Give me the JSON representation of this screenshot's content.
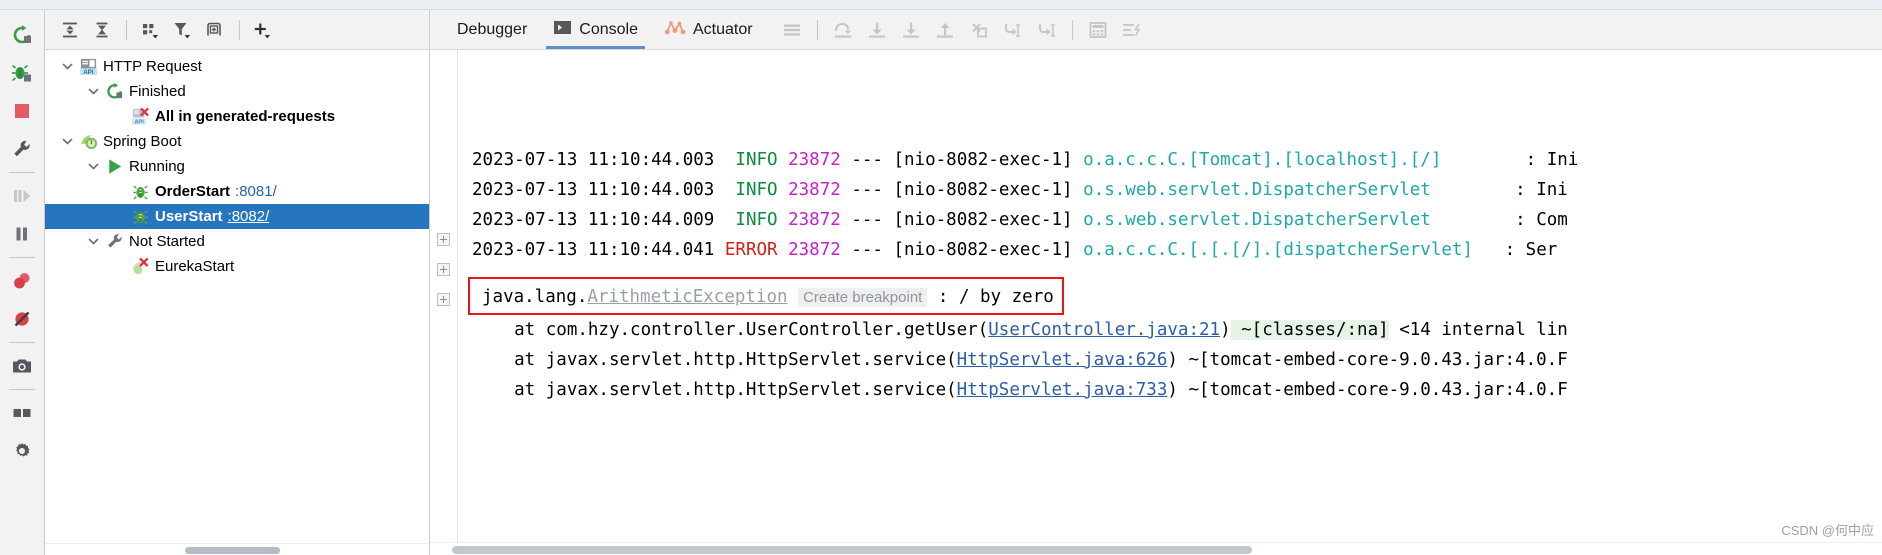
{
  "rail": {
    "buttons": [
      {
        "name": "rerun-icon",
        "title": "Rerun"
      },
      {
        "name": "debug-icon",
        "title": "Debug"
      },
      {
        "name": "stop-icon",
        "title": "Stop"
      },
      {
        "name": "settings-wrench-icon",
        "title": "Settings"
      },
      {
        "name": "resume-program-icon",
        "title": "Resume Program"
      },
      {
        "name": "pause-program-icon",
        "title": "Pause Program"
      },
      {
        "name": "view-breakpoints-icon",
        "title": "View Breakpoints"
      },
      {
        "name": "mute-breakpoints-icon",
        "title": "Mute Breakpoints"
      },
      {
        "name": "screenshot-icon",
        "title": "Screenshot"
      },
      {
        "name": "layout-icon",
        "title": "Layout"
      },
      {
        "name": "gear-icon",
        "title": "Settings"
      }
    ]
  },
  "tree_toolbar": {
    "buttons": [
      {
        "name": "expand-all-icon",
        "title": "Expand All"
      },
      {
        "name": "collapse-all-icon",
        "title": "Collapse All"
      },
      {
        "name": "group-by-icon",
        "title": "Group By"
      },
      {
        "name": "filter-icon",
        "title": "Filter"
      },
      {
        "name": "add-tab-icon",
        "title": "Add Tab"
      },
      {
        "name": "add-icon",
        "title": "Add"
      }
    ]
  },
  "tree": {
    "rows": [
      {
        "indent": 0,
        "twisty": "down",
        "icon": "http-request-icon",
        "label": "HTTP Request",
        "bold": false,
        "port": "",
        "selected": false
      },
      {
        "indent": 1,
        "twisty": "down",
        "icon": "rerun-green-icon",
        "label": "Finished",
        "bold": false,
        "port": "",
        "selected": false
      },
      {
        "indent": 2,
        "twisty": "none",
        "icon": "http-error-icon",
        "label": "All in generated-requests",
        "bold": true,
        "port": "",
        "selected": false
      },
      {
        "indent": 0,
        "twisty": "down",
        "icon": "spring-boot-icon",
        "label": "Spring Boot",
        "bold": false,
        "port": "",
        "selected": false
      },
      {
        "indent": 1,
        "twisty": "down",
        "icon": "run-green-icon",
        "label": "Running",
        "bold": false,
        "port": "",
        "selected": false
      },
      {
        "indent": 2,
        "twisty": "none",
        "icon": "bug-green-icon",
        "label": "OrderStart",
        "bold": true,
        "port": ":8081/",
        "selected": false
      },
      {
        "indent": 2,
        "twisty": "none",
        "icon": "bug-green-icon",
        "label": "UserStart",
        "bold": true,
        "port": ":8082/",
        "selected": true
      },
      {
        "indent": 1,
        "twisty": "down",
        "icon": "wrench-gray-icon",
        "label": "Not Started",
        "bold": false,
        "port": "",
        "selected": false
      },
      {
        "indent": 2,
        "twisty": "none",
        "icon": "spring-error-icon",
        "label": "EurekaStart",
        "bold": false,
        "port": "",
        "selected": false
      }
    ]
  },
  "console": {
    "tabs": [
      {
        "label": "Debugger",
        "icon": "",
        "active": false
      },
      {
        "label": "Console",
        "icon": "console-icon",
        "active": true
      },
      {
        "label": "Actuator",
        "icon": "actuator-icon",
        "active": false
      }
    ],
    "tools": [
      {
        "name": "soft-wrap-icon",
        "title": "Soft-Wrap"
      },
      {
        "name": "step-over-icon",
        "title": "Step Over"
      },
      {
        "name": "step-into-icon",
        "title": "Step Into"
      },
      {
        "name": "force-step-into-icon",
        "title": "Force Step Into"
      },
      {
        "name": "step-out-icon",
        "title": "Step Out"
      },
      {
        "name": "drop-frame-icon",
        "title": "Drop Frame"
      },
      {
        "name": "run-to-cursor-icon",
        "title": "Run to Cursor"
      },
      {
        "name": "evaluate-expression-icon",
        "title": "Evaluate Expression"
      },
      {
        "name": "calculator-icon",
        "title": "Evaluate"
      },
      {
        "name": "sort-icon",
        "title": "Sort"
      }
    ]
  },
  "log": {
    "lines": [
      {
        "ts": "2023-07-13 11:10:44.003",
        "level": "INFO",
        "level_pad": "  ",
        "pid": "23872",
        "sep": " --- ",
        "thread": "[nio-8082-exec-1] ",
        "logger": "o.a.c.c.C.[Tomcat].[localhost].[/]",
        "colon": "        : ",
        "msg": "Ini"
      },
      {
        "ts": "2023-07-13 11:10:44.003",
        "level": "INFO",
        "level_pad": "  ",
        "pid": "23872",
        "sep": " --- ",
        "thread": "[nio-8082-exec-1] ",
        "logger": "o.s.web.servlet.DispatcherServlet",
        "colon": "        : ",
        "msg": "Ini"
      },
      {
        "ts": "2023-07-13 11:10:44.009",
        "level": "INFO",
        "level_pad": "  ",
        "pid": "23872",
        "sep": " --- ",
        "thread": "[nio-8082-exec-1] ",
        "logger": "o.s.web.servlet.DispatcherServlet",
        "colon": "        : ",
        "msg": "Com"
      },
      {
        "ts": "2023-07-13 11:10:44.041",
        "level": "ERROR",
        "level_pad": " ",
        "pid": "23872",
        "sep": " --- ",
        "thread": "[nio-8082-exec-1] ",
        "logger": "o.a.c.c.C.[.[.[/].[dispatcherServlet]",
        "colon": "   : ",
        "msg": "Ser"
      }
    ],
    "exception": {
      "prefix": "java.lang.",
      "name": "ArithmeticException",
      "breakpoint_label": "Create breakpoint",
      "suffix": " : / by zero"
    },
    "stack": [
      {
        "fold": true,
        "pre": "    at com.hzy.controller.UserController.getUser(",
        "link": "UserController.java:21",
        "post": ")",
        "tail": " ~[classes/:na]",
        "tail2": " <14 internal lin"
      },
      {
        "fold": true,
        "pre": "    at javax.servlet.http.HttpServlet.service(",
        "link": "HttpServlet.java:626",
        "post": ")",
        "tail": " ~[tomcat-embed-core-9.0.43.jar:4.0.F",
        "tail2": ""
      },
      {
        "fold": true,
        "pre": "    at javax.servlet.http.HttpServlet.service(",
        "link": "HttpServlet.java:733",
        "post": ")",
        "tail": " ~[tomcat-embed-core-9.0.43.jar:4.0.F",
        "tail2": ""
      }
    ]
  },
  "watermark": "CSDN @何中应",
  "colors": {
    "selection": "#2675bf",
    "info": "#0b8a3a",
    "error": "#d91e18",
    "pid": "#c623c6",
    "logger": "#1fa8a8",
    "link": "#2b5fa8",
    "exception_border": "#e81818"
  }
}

● ● ● ● ● ● ●

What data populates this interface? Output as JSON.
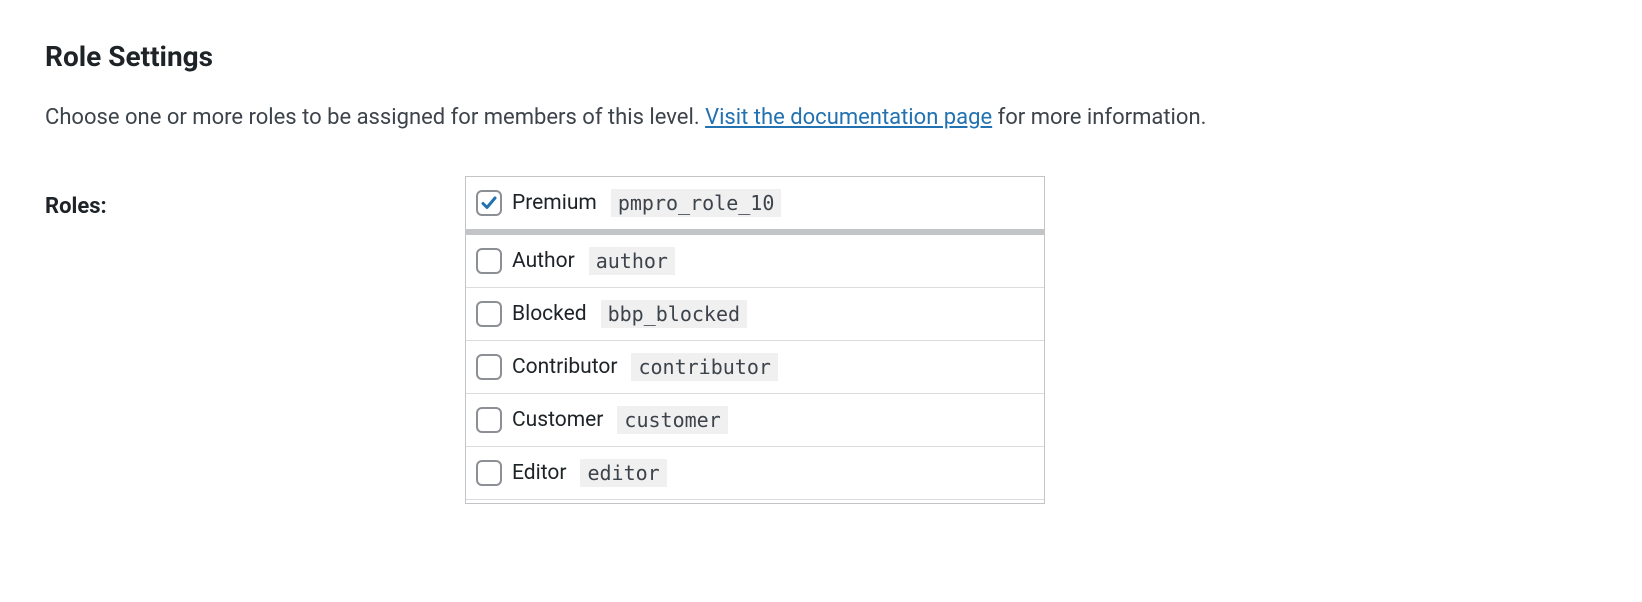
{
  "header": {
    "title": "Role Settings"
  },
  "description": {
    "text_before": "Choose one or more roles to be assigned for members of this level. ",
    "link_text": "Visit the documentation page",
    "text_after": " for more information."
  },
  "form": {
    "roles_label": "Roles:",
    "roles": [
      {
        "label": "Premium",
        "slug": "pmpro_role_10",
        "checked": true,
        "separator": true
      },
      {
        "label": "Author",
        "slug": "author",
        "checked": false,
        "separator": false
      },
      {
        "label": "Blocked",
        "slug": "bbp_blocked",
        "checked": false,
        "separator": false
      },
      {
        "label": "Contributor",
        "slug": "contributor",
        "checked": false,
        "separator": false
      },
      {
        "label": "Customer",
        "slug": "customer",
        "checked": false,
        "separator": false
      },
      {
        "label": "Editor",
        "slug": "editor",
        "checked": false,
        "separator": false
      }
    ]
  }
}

● ● ● ● ● ● ●

Each line holding "green" must be found and copied.

*Written answer*
        "icon": "rerun-green-icon",
        "icon": "run-green-icon",
        "icon": "bug-green-icon",
        "icon": "bug-green-icon",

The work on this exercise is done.